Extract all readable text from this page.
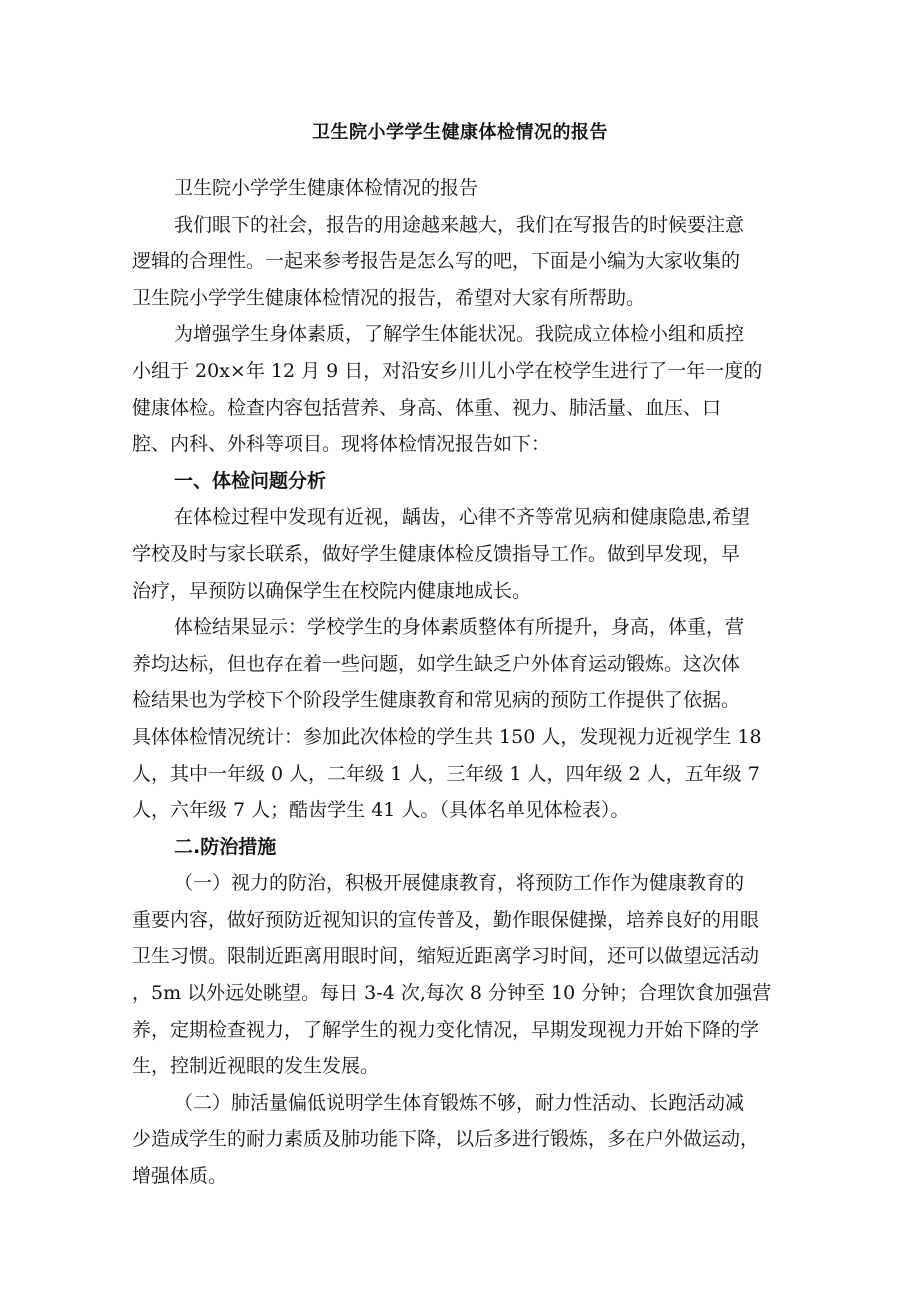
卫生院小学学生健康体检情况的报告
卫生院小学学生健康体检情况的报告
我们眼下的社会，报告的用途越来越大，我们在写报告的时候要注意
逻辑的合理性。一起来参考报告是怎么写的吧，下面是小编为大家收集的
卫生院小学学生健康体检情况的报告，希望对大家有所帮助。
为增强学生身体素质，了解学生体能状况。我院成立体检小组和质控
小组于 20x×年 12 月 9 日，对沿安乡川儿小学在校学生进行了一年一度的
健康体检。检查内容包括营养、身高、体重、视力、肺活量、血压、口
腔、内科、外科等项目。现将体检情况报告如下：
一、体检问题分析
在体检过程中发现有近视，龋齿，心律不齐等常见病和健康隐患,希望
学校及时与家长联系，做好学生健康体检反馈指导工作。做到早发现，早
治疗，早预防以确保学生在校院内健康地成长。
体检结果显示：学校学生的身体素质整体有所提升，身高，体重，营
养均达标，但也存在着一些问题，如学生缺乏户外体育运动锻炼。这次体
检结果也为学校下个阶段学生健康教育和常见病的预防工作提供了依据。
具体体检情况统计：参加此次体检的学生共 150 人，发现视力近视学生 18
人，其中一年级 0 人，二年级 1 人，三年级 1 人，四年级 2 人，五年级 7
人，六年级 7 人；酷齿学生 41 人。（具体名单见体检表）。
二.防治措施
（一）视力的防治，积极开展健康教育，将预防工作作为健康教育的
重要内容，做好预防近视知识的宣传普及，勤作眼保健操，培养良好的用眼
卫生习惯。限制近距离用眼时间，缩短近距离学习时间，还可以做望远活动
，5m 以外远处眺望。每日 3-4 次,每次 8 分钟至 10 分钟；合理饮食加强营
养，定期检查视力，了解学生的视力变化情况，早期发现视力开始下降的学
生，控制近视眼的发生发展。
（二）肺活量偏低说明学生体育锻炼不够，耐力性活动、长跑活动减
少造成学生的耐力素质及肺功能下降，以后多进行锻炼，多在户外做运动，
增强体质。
+===+
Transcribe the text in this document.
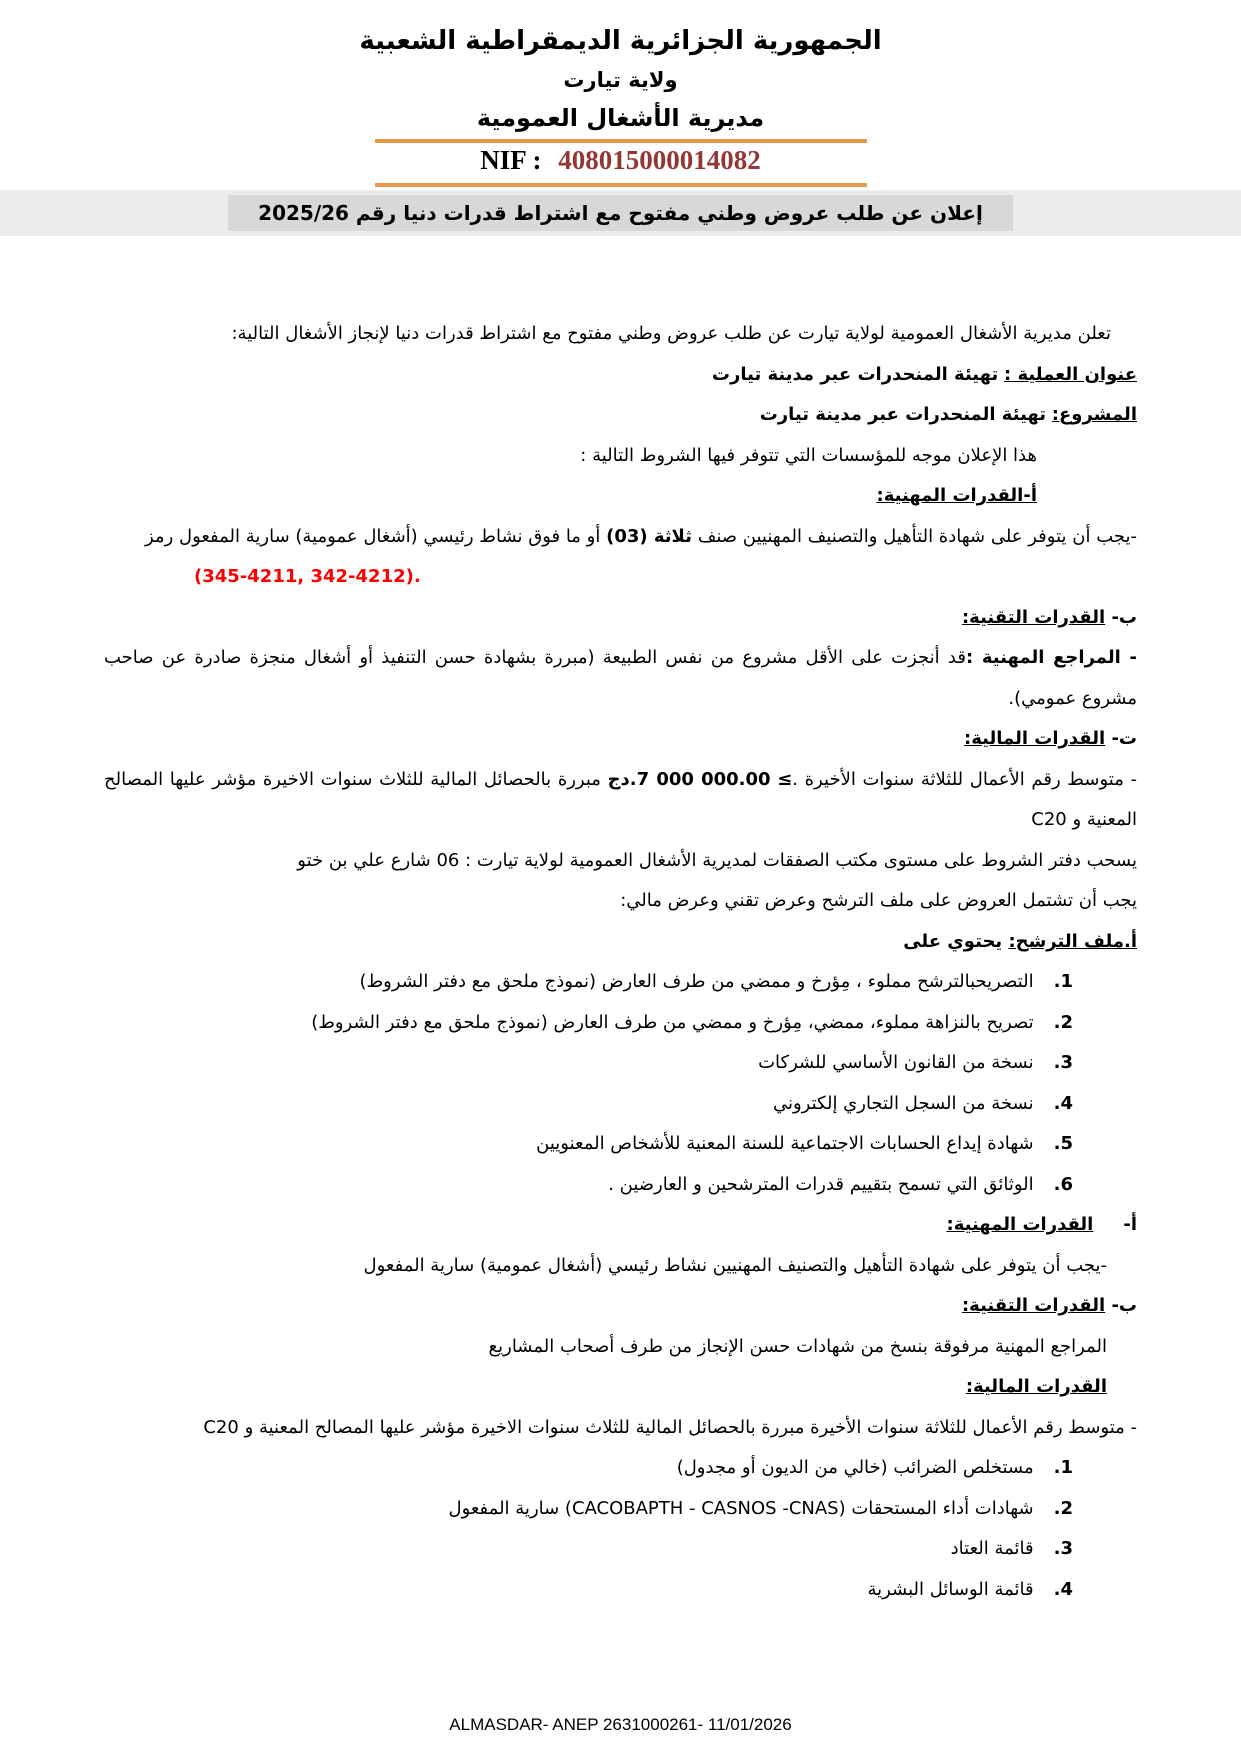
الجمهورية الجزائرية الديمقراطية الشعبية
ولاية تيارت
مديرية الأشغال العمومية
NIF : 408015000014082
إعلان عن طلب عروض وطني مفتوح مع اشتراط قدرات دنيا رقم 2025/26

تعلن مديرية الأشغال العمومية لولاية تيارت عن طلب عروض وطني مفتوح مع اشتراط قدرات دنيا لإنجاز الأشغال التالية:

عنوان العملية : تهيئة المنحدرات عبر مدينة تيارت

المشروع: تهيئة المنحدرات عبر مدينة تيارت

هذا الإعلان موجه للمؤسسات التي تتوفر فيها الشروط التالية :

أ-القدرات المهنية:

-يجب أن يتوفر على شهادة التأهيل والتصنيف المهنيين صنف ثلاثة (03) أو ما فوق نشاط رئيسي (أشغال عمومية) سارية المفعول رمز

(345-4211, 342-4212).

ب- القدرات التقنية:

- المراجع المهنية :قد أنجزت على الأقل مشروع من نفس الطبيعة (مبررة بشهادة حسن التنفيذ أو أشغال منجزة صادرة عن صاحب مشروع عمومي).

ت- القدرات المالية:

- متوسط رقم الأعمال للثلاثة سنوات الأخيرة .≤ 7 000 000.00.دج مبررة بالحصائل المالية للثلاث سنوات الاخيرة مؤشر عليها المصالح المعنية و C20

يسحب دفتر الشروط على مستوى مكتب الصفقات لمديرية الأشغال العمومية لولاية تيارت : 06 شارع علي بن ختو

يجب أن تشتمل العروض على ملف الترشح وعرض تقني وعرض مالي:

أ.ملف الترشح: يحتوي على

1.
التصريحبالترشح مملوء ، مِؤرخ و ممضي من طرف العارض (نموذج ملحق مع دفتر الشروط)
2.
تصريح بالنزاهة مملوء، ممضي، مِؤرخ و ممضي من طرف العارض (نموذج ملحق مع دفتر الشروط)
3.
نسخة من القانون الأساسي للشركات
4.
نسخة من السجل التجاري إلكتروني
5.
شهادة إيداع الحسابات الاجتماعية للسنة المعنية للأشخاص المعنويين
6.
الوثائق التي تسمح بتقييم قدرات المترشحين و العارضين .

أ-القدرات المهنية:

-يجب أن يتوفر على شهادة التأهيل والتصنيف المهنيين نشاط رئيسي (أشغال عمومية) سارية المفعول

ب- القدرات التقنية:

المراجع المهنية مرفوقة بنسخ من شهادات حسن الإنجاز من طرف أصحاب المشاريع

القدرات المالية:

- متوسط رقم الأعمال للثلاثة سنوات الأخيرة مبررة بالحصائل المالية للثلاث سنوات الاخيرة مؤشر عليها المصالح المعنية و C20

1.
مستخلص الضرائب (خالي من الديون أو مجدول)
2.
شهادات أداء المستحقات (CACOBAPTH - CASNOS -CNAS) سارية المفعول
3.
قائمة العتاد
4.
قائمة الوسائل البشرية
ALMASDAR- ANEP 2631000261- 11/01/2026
+===+
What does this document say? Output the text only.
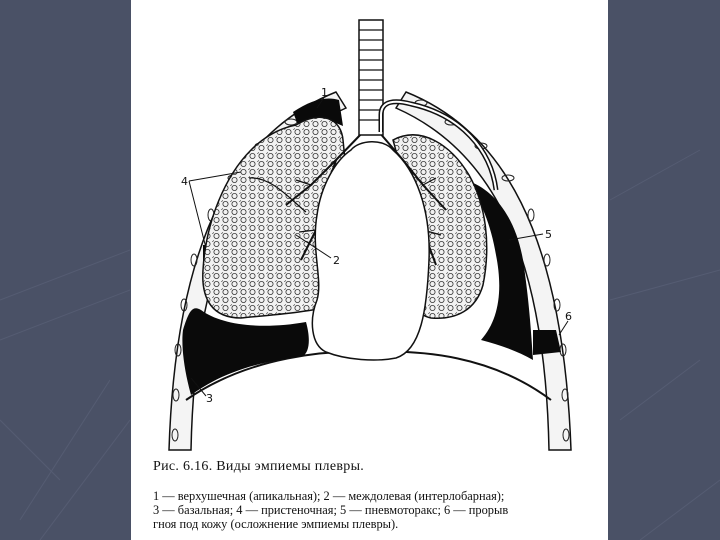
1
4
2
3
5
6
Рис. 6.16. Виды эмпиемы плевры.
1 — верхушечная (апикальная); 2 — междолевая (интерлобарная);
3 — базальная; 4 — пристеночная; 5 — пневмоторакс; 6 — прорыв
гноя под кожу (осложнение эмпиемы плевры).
+===+
In the material above, find the lines that contain "قائمة" and show them.

قائمة العتاد
قائمة الوسائل البشرية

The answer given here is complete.